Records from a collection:
==============================

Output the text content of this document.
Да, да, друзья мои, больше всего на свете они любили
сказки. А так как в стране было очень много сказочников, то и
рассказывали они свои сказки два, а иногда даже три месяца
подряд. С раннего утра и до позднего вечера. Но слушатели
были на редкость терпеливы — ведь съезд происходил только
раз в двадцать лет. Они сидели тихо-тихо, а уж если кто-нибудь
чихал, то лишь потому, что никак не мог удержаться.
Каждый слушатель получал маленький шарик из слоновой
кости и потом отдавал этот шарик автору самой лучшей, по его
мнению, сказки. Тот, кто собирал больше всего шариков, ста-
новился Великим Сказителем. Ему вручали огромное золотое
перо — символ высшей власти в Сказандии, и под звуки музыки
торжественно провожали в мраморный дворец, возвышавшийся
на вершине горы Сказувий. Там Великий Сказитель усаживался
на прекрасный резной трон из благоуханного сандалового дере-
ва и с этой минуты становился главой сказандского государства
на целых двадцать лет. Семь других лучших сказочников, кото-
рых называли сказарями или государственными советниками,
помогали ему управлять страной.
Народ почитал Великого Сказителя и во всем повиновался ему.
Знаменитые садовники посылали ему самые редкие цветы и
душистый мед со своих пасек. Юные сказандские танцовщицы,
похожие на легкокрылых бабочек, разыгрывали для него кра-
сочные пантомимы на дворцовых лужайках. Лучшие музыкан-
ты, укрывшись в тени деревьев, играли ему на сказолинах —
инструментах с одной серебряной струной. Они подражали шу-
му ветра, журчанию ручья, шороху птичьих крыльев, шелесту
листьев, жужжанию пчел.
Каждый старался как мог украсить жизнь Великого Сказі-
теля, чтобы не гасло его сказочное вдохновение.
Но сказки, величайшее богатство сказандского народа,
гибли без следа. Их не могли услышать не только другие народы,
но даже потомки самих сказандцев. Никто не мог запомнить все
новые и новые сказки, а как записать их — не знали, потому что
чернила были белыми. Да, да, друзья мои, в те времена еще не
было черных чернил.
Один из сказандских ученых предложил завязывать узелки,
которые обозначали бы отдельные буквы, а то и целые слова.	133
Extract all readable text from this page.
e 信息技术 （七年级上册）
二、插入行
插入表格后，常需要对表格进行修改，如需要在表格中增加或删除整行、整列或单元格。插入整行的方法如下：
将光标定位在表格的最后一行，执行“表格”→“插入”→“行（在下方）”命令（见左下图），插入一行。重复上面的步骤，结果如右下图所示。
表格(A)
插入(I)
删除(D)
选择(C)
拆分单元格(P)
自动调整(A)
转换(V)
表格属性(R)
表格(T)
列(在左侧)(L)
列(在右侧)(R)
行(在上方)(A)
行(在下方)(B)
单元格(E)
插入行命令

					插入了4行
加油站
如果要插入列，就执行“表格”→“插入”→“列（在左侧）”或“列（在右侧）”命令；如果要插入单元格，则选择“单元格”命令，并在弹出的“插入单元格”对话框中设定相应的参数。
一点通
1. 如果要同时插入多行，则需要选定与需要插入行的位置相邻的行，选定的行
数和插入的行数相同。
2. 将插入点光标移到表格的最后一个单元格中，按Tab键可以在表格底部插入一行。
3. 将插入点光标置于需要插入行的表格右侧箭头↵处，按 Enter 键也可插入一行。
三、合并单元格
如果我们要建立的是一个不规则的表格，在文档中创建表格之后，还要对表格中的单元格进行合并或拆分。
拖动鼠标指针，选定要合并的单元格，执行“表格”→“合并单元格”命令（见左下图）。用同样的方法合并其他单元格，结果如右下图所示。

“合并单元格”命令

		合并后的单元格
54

==============================

TASK DETAILS:
Exactly reproduce the lines from the one containing "Extract all readable text from this page." through the end of the records, and only those lines.

THE OUTPUT:
Extract all readable text from this page.
e 信息技术 （七年级上册）
二、插入行
插入表格后，常需要对表格进行修改，如需要在表格中增加或删除整行、整列或单元格。插入整行的方法如下：
将光标定位在表格的最后一行，执行“表格”→“插入”→“行（在下方）”命令（见左下图），插入一行。重复上面的步骤，结果如右下图所示。
表格(A)
插入(I)
删除(D)
选择(C)
拆分单元格(P)
自动调整(A)
转换(V)
表格属性(R)
表格(T)
列(在左侧)(L)
列(在右侧)(R)
行(在上方)(A)
行(在下方)(B)
单元格(E)
插入行命令

					插入了4行
加油站
如果要插入列，就执行“表格”→“插入”→“列（在左侧）”或“列（在右侧）”命令；如果要插入单元格，则选择“单元格”命令，并在弹出的“插入单元格”对话框中设定相应的参数。
一点通
1. 如果要同时插入多行，则需要选定与需要插入行的位置相邻的行，选定的行
数和插入的行数相同。
2. 将插入点光标移到表格的最后一个单元格中，按Tab键可以在表格底部插入一行。
3. 将插入点光标置于需要插入行的表格右侧箭头↵处，按 Enter 键也可插入一行。
三、合并单元格
如果我们要建立的是一个不规则的表格，在文档中创建表格之后，还要对表格中的单元格进行合并或拆分。
拖动鼠标指针，选定要合并的单元格，执行“表格”→“合并单元格”命令（见左下图）。用同样的方法合并其他单元格，结果如右下图所示。

“合并单元格”命令

		合并后的单元格
54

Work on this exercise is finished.